* start Data for processing *

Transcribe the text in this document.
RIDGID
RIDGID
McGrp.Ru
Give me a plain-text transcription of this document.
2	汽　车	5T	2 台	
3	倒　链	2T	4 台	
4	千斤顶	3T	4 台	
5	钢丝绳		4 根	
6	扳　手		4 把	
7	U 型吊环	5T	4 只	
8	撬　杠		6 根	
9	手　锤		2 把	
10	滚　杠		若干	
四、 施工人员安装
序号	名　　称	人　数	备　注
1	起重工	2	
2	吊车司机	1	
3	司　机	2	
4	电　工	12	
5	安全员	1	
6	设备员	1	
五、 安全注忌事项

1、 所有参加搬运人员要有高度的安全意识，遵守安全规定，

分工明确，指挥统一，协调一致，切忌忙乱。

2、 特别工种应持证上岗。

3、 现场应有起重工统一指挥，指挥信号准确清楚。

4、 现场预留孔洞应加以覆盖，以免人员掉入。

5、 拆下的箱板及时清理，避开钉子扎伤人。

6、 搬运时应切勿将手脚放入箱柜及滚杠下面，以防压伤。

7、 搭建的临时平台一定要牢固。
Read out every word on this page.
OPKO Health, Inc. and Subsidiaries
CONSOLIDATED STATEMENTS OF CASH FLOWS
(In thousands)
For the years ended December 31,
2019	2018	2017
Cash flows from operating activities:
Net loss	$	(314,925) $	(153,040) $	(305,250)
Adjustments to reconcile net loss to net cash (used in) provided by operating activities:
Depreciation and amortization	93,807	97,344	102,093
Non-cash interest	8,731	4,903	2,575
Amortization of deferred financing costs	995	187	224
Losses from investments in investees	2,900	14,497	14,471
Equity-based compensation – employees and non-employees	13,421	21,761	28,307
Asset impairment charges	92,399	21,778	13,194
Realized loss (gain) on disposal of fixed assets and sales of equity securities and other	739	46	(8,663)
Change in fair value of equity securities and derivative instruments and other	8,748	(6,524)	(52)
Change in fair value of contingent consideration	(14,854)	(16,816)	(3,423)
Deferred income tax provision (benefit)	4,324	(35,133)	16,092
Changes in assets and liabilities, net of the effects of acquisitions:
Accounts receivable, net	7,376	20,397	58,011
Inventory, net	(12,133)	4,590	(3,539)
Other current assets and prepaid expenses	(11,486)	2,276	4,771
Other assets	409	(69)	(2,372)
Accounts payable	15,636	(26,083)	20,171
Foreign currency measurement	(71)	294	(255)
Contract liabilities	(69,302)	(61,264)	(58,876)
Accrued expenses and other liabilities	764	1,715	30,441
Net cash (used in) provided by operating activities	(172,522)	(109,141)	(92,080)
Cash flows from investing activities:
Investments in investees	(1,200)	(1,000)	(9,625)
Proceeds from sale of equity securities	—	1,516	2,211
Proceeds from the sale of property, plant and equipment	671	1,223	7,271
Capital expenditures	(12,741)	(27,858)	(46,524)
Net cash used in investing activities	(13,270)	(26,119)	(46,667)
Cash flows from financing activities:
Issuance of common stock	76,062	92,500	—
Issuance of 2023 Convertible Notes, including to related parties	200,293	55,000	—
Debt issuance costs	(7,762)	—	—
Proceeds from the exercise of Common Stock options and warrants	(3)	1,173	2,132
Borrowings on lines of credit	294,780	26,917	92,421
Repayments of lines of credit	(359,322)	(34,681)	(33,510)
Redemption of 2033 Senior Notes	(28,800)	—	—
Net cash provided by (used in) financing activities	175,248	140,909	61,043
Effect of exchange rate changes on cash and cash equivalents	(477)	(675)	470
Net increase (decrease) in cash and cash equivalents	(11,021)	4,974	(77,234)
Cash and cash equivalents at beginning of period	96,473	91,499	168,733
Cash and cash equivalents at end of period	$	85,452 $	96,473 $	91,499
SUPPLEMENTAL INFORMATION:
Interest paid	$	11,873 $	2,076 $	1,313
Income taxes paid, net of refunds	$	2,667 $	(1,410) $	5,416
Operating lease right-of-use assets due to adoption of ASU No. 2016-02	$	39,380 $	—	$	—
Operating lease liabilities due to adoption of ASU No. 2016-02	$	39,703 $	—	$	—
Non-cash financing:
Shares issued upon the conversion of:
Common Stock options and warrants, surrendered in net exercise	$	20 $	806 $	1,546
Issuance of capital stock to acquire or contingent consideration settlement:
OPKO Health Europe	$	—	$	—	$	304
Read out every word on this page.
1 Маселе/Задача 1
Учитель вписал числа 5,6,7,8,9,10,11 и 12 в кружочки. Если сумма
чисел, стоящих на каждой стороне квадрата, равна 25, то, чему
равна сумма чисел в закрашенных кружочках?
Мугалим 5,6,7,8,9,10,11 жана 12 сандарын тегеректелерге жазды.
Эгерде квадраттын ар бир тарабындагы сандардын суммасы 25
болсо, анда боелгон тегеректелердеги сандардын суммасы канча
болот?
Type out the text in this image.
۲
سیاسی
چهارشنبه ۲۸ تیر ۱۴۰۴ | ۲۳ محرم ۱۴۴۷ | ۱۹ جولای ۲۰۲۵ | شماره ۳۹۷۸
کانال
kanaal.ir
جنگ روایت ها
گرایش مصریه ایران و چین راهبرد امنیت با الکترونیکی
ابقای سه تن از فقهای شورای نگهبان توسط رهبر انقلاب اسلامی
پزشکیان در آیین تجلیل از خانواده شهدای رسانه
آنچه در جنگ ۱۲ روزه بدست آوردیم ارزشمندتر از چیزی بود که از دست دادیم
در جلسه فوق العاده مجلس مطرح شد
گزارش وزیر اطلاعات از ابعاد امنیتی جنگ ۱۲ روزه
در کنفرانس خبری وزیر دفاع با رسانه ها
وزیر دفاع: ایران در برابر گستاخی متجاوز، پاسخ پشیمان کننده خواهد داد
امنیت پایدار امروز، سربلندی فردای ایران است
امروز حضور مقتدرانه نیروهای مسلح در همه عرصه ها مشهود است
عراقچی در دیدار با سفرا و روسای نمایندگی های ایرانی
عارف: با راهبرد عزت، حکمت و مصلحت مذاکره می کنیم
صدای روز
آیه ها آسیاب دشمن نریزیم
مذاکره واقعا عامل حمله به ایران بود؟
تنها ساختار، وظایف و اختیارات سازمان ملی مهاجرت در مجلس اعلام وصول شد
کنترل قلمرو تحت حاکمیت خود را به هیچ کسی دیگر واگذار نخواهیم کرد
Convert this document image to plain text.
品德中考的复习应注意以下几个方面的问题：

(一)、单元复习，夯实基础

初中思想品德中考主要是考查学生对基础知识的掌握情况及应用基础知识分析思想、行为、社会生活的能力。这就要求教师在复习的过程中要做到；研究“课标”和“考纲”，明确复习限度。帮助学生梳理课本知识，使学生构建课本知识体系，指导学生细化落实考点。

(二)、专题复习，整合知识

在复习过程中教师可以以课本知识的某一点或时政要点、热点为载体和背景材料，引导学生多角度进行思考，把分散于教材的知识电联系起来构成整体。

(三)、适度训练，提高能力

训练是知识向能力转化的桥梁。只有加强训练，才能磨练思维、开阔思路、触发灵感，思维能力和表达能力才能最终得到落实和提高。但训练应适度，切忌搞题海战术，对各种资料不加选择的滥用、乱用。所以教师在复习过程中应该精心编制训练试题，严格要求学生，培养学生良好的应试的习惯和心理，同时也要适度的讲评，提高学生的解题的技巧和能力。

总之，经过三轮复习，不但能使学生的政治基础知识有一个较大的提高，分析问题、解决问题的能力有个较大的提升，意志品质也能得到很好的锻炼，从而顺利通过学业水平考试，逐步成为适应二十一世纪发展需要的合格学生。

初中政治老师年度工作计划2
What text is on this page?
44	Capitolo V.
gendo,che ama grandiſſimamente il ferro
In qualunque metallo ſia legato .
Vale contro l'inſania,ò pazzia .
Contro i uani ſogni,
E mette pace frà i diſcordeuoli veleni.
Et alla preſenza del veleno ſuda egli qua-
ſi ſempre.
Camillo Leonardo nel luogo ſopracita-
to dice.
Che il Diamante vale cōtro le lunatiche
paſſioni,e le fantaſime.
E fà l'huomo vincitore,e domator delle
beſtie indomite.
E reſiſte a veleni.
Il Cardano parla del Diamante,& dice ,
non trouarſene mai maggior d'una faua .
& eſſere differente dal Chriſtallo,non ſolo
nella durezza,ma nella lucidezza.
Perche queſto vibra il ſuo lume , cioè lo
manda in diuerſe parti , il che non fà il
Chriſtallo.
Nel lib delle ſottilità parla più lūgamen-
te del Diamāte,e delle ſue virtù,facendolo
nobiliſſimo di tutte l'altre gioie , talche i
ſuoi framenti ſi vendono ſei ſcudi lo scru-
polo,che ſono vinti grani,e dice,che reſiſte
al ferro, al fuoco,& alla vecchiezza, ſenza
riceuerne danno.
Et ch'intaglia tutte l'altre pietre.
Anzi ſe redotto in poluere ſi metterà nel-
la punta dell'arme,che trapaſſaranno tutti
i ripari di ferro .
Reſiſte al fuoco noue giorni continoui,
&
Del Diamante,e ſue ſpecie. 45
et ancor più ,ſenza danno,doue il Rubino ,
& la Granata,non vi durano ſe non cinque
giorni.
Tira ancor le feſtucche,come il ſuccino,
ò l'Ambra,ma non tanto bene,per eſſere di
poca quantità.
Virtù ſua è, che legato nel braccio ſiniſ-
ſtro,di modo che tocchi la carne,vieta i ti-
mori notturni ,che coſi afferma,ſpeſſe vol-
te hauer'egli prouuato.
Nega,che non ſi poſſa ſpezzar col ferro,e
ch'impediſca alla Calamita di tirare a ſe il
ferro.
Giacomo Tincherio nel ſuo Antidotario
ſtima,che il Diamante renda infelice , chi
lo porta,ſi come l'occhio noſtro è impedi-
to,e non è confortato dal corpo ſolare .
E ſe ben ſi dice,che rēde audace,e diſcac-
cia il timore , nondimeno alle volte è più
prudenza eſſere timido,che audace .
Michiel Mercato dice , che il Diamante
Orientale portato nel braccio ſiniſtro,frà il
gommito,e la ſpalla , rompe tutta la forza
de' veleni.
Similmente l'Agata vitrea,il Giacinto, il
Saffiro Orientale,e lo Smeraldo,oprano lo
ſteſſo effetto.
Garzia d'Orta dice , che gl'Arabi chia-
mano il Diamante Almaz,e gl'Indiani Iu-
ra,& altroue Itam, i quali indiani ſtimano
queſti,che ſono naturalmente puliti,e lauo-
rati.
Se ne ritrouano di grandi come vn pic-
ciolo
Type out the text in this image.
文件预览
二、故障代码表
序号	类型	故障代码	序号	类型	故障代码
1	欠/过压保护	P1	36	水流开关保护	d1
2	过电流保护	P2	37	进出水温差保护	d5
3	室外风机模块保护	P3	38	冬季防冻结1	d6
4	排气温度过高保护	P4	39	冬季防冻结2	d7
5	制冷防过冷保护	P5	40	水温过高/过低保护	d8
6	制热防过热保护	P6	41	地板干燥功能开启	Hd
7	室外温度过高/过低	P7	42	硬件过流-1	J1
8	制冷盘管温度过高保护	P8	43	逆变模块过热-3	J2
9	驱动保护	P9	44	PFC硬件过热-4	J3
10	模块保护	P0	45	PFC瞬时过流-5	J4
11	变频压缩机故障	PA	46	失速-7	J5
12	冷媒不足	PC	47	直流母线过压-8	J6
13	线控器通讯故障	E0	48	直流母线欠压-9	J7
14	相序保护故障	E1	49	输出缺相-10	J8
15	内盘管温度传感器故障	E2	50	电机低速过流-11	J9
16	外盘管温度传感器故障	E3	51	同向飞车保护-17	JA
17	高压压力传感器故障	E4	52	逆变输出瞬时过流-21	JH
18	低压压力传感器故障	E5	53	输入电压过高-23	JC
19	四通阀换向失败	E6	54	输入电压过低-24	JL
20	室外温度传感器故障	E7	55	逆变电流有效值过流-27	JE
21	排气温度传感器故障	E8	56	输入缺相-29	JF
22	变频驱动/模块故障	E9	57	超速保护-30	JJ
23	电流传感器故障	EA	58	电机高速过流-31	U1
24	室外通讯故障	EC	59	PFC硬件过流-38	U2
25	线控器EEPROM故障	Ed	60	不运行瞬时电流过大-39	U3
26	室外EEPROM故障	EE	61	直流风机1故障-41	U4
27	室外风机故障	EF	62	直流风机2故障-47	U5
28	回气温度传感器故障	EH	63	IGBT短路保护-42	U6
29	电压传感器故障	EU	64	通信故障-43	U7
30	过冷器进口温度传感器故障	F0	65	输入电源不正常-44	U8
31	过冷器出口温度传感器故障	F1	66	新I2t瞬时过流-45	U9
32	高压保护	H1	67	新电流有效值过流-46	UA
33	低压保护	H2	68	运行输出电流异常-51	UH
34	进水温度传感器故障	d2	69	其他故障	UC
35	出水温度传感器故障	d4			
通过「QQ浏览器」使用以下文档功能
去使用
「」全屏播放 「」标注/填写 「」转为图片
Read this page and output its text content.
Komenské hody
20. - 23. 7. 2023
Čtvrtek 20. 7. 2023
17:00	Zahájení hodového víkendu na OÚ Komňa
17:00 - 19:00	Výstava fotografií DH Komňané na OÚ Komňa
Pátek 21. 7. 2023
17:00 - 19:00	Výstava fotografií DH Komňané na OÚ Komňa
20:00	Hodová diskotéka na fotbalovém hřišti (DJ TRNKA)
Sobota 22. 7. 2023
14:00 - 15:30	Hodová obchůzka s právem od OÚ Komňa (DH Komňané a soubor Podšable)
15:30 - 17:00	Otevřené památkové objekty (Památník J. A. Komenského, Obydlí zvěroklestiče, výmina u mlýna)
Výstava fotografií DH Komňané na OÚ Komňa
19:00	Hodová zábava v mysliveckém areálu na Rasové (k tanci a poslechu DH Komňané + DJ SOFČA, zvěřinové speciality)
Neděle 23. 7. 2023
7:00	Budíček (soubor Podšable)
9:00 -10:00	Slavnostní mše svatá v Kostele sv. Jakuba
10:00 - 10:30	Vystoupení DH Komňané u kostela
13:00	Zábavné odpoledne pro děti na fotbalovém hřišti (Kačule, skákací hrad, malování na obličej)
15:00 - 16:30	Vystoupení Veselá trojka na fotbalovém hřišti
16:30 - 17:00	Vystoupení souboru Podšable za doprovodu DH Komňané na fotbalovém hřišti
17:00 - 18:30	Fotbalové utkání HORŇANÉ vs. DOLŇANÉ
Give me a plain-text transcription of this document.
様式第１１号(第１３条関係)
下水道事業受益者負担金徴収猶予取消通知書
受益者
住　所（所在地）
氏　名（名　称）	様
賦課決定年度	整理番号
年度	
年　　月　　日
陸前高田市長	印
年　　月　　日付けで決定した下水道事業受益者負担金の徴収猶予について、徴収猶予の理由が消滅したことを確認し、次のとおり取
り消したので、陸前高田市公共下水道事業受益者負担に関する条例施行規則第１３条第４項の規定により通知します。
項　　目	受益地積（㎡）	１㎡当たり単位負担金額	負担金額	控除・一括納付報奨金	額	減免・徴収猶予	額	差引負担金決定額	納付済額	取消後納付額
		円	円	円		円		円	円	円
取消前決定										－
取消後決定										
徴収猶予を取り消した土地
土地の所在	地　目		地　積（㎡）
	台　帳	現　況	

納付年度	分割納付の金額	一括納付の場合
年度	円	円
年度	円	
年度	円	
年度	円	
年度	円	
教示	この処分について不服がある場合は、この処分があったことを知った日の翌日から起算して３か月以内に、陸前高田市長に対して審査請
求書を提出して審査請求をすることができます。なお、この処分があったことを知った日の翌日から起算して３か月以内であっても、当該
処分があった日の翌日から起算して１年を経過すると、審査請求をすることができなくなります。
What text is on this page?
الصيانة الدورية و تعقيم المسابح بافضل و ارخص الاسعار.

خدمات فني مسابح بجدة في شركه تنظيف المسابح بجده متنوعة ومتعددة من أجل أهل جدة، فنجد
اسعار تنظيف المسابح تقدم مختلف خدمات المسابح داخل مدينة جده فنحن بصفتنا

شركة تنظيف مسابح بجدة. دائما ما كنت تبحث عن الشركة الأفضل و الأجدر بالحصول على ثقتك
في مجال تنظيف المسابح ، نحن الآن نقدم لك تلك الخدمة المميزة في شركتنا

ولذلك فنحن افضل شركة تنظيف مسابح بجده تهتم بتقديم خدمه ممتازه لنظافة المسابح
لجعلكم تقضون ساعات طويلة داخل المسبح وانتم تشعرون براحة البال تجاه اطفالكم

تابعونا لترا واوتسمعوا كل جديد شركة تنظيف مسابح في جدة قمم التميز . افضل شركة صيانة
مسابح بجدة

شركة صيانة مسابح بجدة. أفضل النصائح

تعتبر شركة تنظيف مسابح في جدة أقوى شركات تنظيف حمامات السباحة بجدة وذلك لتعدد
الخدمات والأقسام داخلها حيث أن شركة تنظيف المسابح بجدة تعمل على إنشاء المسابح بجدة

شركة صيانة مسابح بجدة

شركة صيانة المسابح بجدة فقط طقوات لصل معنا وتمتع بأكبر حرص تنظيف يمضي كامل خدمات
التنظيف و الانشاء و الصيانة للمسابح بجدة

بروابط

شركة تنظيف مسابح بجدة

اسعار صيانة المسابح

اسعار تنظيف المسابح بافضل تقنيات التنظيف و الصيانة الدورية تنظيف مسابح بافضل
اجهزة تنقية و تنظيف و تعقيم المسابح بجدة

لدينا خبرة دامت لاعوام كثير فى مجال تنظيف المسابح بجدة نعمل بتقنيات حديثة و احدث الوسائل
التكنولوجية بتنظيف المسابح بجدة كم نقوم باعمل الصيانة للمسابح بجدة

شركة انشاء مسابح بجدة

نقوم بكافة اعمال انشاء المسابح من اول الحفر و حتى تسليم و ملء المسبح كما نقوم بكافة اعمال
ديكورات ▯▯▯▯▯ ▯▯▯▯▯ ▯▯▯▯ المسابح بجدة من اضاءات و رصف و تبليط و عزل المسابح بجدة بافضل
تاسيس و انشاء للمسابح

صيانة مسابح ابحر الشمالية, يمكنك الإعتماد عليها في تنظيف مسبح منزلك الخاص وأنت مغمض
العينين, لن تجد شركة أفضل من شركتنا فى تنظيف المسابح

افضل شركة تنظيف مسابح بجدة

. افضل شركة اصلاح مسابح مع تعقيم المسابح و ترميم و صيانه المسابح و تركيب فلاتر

* end Data for processing *

Objective:
Write down every line of the data above that includes the string "adoption".

Exercise solution:
Operating lease right-of-use assets due to adoption of ASU No. 2016-02	$	39,380 $	—	$	—
Operating lease liabilities due to adoption of ASU No. 2016-02	$	39,703 $	—	$	—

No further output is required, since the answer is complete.